PROVIDED DATA:
————————
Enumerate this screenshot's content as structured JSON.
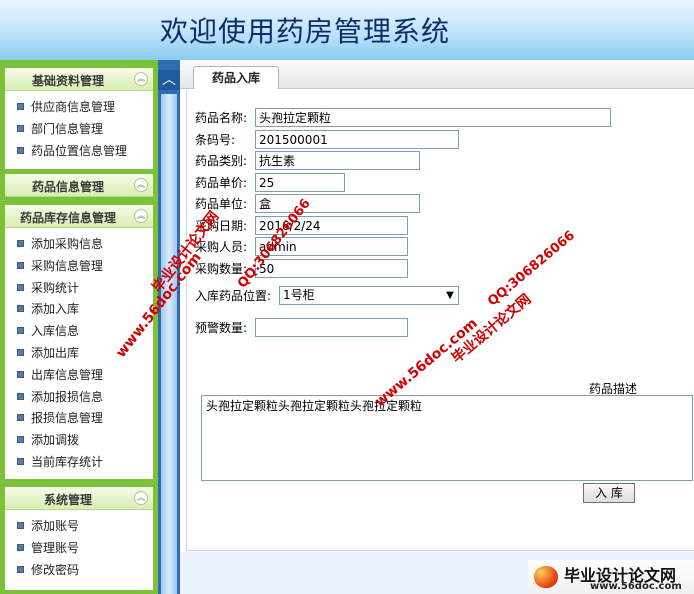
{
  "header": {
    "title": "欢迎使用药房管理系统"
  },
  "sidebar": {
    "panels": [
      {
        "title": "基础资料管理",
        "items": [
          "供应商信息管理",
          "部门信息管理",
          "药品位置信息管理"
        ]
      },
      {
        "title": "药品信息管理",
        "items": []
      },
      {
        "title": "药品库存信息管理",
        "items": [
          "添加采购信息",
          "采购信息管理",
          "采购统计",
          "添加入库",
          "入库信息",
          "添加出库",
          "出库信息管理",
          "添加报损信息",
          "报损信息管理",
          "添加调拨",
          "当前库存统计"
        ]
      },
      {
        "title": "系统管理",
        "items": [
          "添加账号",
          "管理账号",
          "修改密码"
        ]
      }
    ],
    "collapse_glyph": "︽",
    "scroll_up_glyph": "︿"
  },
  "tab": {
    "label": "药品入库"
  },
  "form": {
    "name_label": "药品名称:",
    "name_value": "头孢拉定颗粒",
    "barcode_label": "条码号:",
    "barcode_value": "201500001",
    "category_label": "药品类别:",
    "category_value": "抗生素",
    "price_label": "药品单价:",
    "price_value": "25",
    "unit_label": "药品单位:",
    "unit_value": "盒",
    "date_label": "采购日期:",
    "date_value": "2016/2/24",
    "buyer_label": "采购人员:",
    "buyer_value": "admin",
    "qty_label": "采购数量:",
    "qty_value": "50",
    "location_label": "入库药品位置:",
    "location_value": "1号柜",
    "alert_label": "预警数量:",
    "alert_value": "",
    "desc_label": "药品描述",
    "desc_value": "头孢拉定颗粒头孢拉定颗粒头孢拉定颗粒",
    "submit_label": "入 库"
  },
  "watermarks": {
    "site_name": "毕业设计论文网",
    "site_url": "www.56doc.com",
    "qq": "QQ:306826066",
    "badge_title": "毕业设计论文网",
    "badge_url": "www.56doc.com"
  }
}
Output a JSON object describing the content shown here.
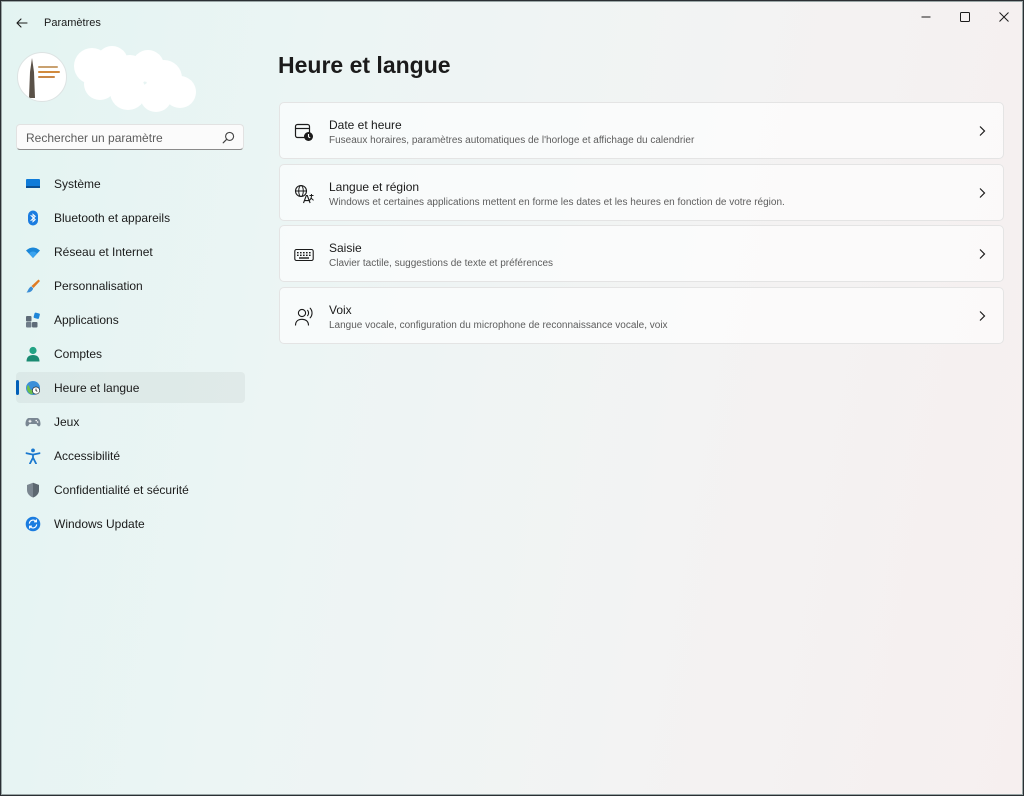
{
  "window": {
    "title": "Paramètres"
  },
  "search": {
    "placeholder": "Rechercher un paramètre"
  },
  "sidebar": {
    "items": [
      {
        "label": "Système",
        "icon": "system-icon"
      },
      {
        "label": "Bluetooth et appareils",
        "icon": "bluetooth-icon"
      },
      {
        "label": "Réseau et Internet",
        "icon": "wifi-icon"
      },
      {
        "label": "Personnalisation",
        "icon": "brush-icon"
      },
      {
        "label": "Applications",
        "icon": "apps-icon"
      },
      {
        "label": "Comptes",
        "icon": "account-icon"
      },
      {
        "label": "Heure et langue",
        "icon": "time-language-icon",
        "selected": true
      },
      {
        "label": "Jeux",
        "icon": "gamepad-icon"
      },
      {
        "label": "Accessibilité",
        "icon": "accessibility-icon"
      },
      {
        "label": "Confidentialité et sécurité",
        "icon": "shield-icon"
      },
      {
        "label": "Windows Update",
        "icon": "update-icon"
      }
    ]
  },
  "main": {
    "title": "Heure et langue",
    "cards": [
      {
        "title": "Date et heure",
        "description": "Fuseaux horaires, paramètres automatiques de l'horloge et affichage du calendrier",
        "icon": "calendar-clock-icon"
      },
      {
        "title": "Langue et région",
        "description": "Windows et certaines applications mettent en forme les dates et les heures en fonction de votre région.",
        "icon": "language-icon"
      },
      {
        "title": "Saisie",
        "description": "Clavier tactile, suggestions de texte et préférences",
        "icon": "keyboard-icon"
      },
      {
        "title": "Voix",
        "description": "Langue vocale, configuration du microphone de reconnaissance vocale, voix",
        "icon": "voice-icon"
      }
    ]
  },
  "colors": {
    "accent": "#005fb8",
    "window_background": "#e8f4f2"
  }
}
————————
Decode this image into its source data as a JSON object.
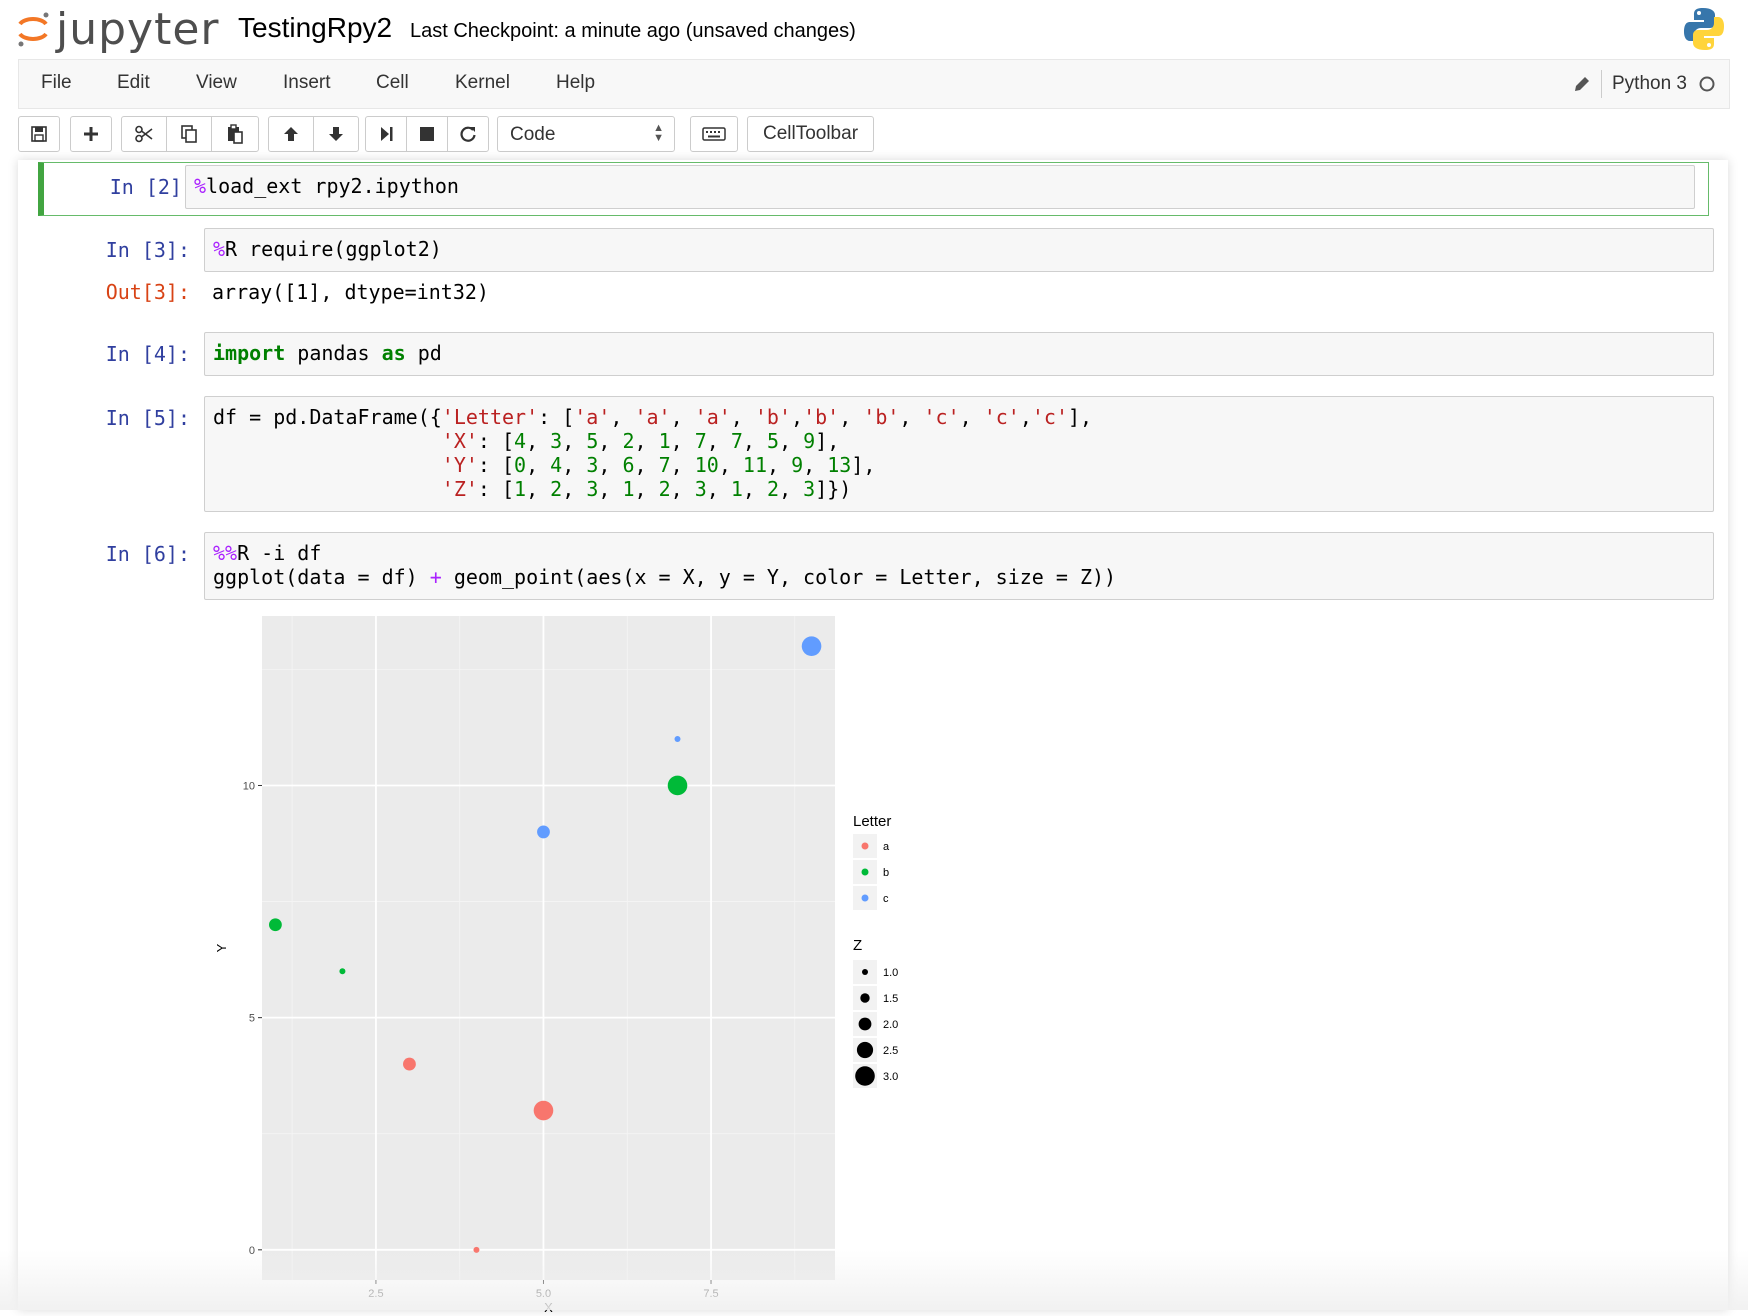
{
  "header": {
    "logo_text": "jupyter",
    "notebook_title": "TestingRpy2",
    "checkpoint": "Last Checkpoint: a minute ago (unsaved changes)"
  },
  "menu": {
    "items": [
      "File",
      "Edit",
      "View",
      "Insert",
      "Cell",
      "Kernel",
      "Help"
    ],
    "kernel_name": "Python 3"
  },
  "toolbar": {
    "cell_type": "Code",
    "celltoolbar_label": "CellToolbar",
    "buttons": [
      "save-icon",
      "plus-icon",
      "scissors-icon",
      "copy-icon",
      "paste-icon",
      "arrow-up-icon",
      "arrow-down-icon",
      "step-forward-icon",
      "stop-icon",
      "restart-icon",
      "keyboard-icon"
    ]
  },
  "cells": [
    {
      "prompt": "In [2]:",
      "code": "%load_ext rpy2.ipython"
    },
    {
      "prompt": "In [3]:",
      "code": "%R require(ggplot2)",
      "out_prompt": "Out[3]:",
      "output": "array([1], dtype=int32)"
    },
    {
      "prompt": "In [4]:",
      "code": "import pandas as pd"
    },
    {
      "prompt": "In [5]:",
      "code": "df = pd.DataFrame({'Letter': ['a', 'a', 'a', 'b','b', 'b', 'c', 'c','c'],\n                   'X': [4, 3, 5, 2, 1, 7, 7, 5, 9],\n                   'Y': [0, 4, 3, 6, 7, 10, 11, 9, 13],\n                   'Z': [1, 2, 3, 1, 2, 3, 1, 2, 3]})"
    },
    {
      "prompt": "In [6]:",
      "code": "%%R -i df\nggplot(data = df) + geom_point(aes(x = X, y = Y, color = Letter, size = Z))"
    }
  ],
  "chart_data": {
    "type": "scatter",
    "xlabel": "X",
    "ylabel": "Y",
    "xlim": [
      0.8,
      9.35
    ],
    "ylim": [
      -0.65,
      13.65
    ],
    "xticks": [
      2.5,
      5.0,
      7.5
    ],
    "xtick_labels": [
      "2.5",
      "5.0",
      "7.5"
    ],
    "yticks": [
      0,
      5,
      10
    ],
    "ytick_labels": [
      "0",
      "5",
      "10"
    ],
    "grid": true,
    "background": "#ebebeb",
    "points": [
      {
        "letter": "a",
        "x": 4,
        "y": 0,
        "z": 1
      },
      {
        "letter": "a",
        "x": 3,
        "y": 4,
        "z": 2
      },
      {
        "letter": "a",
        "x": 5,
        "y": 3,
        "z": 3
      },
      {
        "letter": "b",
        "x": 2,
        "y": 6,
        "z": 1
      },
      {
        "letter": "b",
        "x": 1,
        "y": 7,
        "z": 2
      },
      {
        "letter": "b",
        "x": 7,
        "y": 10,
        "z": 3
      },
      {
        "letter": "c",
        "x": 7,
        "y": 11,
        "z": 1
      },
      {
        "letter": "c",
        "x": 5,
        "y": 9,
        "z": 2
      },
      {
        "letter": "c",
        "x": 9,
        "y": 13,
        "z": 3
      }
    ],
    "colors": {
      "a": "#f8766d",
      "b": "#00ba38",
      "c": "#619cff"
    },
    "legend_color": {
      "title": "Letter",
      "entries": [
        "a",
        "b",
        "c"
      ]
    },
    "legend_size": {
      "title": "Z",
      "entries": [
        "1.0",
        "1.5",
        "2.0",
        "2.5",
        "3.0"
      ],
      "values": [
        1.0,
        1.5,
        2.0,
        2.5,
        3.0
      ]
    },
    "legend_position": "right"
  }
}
————————
SET TASK: Where a line holds the string "language", copy that line.

EXERCISE SOLUTION:
        "icon": "time-language-icon",
        "icon": "language-icon"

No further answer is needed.